Gather from the listing below each line that includes the word "close", and copy it.

• _The data_
[Start]

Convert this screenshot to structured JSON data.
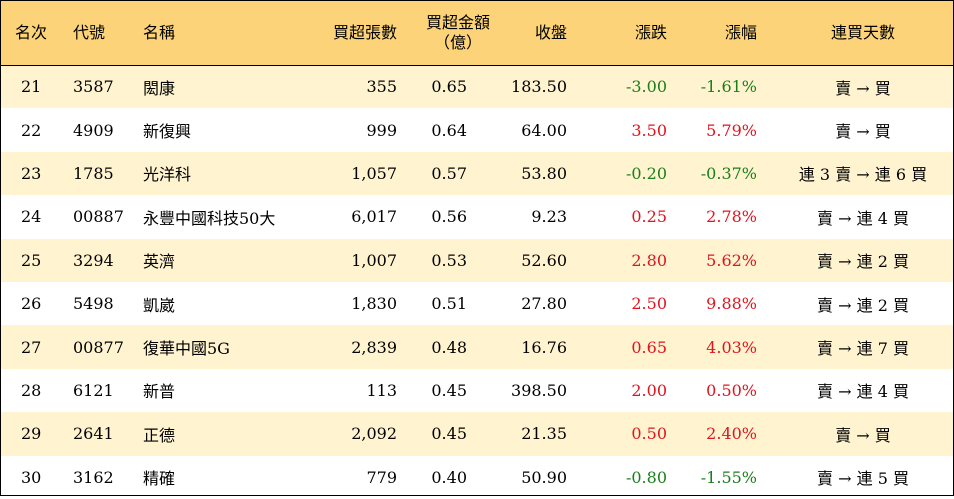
{
  "headers": {
    "rank": "名次",
    "code": "代號",
    "name": "名稱",
    "net_lots": "買超張數",
    "net_amount_line1": "買超金額",
    "net_amount_line2": "（億）",
    "close": "收盤",
    "change": "漲跌",
    "change_pct": "漲幅",
    "streak": "連買天數"
  },
  "rows": [
    {
      "rank": "21",
      "code": "3587",
      "name": "閎康",
      "net_lots": "355",
      "net_amount": "0.65",
      "close": "183.50",
      "change": "-3.00",
      "change_pct": "-1.61%",
      "streak": "賣 → 買",
      "dir": "neg"
    },
    {
      "rank": "22",
      "code": "4909",
      "name": "新復興",
      "net_lots": "999",
      "net_amount": "0.64",
      "close": "64.00",
      "change": "3.50",
      "change_pct": "5.79%",
      "streak": "賣 → 買",
      "dir": "pos"
    },
    {
      "rank": "23",
      "code": "1785",
      "name": "光洋科",
      "net_lots": "1,057",
      "net_amount": "0.57",
      "close": "53.80",
      "change": "-0.20",
      "change_pct": "-0.37%",
      "streak": "連 3 賣 → 連 6 買",
      "dir": "neg"
    },
    {
      "rank": "24",
      "code": "00887",
      "name": "永豐中國科技50大",
      "net_lots": "6,017",
      "net_amount": "0.56",
      "close": "9.23",
      "change": "0.25",
      "change_pct": "2.78%",
      "streak": "賣 → 連 4 買",
      "dir": "pos"
    },
    {
      "rank": "25",
      "code": "3294",
      "name": "英濟",
      "net_lots": "1,007",
      "net_amount": "0.53",
      "close": "52.60",
      "change": "2.80",
      "change_pct": "5.62%",
      "streak": "賣 → 連 2 買",
      "dir": "pos"
    },
    {
      "rank": "26",
      "code": "5498",
      "name": "凱崴",
      "net_lots": "1,830",
      "net_amount": "0.51",
      "close": "27.80",
      "change": "2.50",
      "change_pct": "9.88%",
      "streak": "賣 → 連 2 買",
      "dir": "pos"
    },
    {
      "rank": "27",
      "code": "00877",
      "name": "復華中國5G",
      "net_lots": "2,839",
      "net_amount": "0.48",
      "close": "16.76",
      "change": "0.65",
      "change_pct": "4.03%",
      "streak": "賣 → 連 7 買",
      "dir": "pos"
    },
    {
      "rank": "28",
      "code": "6121",
      "name": "新普",
      "net_lots": "113",
      "net_amount": "0.45",
      "close": "398.50",
      "change": "2.00",
      "change_pct": "0.50%",
      "streak": "賣 → 連 4 買",
      "dir": "pos"
    },
    {
      "rank": "29",
      "code": "2641",
      "name": "正德",
      "net_lots": "2,092",
      "net_amount": "0.45",
      "close": "21.35",
      "change": "0.50",
      "change_pct": "2.40%",
      "streak": "賣 → 買",
      "dir": "pos"
    },
    {
      "rank": "30",
      "code": "3162",
      "name": "精確",
      "net_lots": "779",
      "net_amount": "0.40",
      "close": "50.90",
      "change": "-0.80",
      "change_pct": "-1.55%",
      "streak": "賣 → 連 5 買",
      "dir": "neg"
    }
  ],
  "colors": {
    "header_bg": "#fcd378",
    "alt_row_bg": "#fff3d0",
    "up": "#e0141e",
    "down": "#1a7f1a"
  }
}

[End]

• _Problem solution_
    "close": "收盤",
      "close": "183.50",
      "close": "64.00",
      "close": "53.80",
      "close": "9.23",
      "close": "52.60",
      "close": "27.80",
      "close": "16.76",
      "close": "398.50",
      "close": "21.35",
      "close": "50.90",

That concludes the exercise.